Excerpts from a dataset
------------------------------------------------------------

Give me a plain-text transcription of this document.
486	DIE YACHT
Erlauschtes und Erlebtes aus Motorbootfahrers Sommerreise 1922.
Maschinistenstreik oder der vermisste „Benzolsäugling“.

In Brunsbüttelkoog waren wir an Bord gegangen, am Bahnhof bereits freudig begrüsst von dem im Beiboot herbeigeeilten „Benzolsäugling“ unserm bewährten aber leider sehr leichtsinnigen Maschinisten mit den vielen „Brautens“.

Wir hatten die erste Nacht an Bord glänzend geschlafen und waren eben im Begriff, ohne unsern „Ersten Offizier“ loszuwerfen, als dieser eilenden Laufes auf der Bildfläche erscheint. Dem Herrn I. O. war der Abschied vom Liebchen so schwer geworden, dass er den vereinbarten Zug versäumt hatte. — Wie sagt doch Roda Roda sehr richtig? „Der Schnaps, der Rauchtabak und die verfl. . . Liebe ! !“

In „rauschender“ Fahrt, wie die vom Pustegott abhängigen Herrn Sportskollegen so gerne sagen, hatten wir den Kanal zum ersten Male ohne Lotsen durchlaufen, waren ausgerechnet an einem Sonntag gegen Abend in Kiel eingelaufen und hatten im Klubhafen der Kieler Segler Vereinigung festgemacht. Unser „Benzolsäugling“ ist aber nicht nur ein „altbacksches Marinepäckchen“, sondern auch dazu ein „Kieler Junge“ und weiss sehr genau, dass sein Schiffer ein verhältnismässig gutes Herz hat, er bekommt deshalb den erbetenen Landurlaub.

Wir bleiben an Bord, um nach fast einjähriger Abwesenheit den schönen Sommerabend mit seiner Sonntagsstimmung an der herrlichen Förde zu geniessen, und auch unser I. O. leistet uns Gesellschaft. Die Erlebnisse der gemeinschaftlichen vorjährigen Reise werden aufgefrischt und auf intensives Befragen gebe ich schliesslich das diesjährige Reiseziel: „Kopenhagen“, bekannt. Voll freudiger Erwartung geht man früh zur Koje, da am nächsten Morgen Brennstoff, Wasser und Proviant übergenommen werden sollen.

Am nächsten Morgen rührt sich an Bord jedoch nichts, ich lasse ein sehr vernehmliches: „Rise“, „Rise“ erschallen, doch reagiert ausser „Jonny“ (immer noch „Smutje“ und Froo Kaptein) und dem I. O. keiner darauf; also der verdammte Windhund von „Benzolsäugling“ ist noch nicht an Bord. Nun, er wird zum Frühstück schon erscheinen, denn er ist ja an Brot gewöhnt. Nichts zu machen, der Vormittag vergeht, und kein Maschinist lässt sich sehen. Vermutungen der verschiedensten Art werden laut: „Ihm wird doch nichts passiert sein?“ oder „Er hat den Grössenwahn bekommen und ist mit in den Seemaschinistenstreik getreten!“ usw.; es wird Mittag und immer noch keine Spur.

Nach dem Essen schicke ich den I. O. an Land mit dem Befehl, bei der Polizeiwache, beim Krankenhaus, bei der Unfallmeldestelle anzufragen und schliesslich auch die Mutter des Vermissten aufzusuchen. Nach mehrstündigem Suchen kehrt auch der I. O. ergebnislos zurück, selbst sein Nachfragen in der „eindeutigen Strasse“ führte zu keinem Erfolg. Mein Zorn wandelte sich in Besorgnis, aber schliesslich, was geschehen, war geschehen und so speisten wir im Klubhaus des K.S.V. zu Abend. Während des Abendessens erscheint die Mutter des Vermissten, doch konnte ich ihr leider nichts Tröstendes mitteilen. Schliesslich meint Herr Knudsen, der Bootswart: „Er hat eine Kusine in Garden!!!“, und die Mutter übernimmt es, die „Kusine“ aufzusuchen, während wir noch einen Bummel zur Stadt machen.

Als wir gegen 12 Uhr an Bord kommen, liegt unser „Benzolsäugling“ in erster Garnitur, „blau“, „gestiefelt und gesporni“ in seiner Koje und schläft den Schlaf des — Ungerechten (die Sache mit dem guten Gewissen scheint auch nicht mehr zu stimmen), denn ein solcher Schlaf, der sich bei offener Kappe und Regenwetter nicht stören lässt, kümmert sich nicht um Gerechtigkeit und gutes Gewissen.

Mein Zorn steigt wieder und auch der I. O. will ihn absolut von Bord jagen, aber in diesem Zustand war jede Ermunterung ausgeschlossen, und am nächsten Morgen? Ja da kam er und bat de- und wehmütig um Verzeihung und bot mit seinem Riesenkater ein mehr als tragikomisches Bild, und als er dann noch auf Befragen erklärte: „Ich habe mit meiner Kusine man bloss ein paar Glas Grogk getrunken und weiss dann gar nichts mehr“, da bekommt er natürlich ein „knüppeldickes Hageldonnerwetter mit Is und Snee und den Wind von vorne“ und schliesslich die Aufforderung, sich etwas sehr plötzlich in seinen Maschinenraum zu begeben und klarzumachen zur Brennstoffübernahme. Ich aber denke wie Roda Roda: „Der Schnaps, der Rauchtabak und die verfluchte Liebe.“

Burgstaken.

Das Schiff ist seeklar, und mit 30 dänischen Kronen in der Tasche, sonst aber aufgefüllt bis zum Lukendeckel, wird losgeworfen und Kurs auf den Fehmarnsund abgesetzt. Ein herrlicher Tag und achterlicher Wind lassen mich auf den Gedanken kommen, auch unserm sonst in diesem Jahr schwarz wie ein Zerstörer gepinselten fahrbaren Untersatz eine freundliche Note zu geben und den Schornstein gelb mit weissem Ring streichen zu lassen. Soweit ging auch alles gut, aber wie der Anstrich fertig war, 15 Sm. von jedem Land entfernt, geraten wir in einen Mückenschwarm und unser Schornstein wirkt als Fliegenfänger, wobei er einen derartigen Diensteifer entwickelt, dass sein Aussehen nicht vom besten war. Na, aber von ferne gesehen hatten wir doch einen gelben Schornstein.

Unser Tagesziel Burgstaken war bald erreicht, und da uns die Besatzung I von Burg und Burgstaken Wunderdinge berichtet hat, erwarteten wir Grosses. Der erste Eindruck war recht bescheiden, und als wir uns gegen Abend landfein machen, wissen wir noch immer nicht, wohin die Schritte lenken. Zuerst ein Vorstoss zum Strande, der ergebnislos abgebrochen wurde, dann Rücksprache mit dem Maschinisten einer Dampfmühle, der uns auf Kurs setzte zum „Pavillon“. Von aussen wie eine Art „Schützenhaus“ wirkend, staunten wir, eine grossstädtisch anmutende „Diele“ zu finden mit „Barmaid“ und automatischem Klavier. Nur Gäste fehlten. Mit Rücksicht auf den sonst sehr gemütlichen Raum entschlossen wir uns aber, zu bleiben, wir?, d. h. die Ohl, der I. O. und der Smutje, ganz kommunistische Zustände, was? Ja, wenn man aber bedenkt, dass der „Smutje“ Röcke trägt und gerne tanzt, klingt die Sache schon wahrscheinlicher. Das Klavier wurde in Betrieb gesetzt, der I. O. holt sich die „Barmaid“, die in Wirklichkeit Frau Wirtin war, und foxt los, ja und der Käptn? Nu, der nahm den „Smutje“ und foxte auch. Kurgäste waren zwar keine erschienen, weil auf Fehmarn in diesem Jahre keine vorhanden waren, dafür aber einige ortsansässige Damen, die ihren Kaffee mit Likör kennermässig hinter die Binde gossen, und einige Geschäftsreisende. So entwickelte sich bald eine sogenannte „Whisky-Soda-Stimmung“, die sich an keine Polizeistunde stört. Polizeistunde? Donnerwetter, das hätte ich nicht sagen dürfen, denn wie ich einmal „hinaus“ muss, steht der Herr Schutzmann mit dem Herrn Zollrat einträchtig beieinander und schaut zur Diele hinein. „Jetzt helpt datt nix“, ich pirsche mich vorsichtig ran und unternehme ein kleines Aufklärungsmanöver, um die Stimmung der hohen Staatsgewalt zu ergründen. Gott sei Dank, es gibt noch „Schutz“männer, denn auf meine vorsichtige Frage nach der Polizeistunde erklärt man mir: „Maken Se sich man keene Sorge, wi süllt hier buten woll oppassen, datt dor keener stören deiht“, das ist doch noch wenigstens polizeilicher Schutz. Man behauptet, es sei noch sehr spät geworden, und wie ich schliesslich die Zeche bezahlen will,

------------------------------------------------------------

## What the task asks
In the records above, how many lines contain the word "werden"? Say only the number.

## Solved problem
2